Stored data:
···

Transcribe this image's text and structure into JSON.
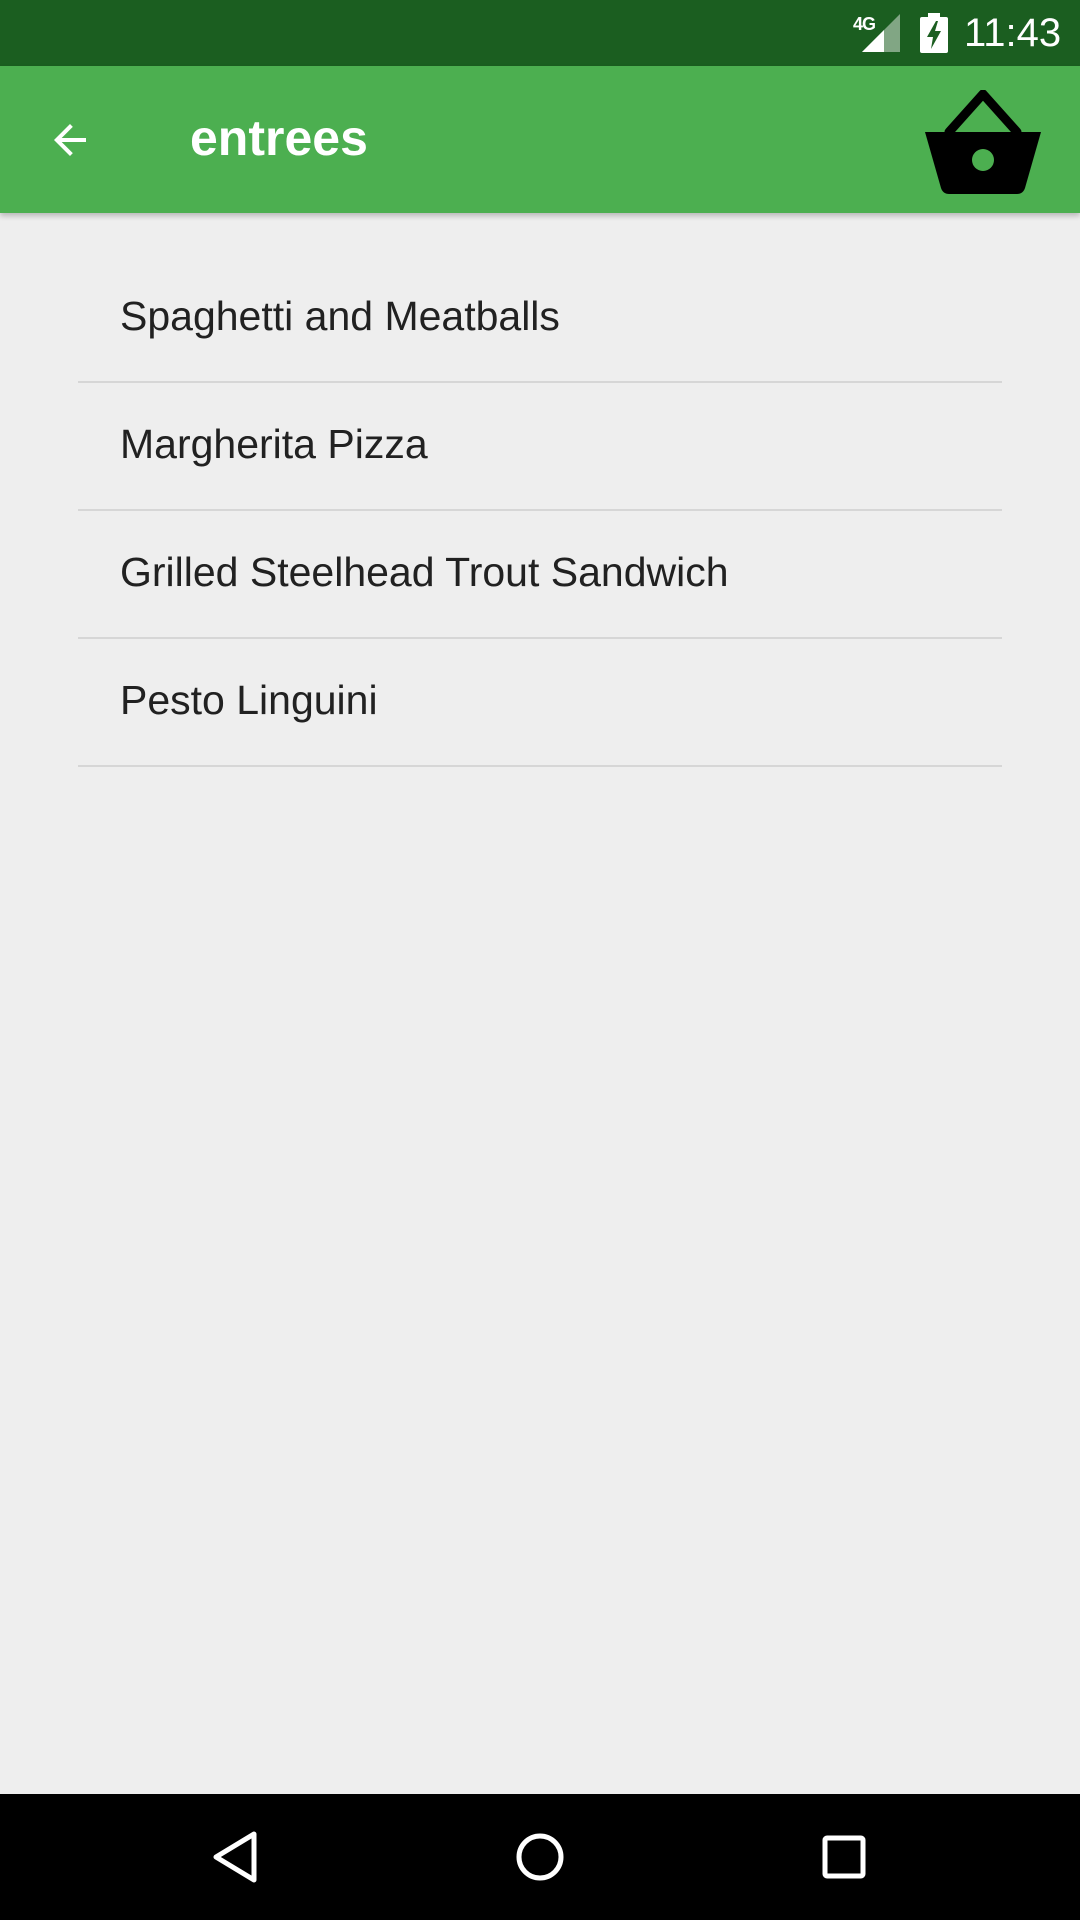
{
  "status_bar": {
    "network": "4G",
    "time": "11:43",
    "icons": [
      "signal-icon",
      "battery-charging-icon"
    ]
  },
  "app_bar": {
    "title": "entrees",
    "back_icon": "arrow-back-icon",
    "cart_icon": "shopping-basket-icon",
    "background_color": "#4caf50"
  },
  "list": {
    "items": [
      {
        "label": "Spaghetti and Meatballs"
      },
      {
        "label": "Margherita Pizza"
      },
      {
        "label": "Grilled Steelhead Trout Sandwich"
      },
      {
        "label": "Pesto Linguini"
      }
    ]
  },
  "nav_bar": {
    "icons": [
      "back-triangle-icon",
      "home-circle-icon",
      "recents-square-icon"
    ]
  },
  "colors": {
    "status_bar": "#1b5e20",
    "app_bar": "#4caf50",
    "background": "#eeeeee"
  }
}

···

Quote the full listing above word for word; exclude every picture from the copy.

Result of the task
Transcribe this image's text and structure into JSON.
{
  "status_bar": {
    "network": "4G",
    "time": "11:43",
    "icons": [
      "signal-icon",
      "battery-charging-icon"
    ]
  },
  "app_bar": {
    "title": "entrees",
    "back_icon": "arrow-back-icon",
    "cart_icon": "shopping-basket-icon",
    "background_color": "#4caf50"
  },
  "list": {
    "items": [
      {
        "label": "Spaghetti and Meatballs"
      },
      {
        "label": "Margherita Pizza"
      },
      {
        "label": "Grilled Steelhead Trout Sandwich"
      },
      {
        "label": "Pesto Linguini"
      }
    ]
  },
  "nav_bar": {
    "icons": [
      "back-triangle-icon",
      "home-circle-icon",
      "recents-square-icon"
    ]
  },
  "colors": {
    "status_bar": "#1b5e20",
    "app_bar": "#4caf50",
    "background": "#eeeeee"
  }
}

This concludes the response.